### To do
Copy each line below that contains "Poly".
################
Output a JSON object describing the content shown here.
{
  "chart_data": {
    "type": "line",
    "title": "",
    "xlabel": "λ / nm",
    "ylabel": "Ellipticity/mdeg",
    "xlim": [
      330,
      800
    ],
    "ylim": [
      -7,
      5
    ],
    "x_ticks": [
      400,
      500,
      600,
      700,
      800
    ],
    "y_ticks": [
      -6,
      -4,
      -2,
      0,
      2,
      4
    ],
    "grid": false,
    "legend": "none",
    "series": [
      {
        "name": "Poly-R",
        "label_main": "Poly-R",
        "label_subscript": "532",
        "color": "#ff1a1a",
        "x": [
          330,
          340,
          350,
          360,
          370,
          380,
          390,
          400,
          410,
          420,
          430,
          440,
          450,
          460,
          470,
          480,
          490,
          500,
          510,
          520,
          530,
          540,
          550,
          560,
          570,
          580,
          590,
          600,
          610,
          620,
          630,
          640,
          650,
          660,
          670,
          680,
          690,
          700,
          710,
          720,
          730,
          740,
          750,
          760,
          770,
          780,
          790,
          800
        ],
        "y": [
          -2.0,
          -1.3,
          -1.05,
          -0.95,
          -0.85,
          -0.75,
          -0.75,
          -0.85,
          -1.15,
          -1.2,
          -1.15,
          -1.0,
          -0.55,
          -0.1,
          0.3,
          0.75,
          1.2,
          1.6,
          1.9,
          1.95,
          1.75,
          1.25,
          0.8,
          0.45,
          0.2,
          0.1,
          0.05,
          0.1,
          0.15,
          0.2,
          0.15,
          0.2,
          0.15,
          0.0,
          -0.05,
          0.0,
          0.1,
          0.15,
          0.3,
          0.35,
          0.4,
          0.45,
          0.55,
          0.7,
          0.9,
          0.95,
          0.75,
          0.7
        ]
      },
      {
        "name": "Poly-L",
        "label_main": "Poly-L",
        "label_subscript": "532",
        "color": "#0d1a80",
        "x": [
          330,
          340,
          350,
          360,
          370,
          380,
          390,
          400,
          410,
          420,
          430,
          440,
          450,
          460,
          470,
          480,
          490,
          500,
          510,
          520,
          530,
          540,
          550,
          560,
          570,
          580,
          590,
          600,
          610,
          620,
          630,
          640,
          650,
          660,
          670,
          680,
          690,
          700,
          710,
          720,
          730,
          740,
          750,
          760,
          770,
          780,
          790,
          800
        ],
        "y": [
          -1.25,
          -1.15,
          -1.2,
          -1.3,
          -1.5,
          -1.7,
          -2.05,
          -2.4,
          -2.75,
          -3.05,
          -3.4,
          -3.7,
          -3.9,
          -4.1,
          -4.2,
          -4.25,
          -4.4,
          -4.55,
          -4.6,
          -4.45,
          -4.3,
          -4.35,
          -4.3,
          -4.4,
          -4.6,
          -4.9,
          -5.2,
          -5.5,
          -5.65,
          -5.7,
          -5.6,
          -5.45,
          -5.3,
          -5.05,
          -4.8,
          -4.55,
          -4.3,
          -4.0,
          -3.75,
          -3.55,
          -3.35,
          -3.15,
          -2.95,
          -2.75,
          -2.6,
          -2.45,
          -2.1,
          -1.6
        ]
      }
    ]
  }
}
################
### Answer in full
        "name": "Poly-R",
        "label_main": "Poly-R",
        "name": "Poly-L",
        "label_main": "Poly-L",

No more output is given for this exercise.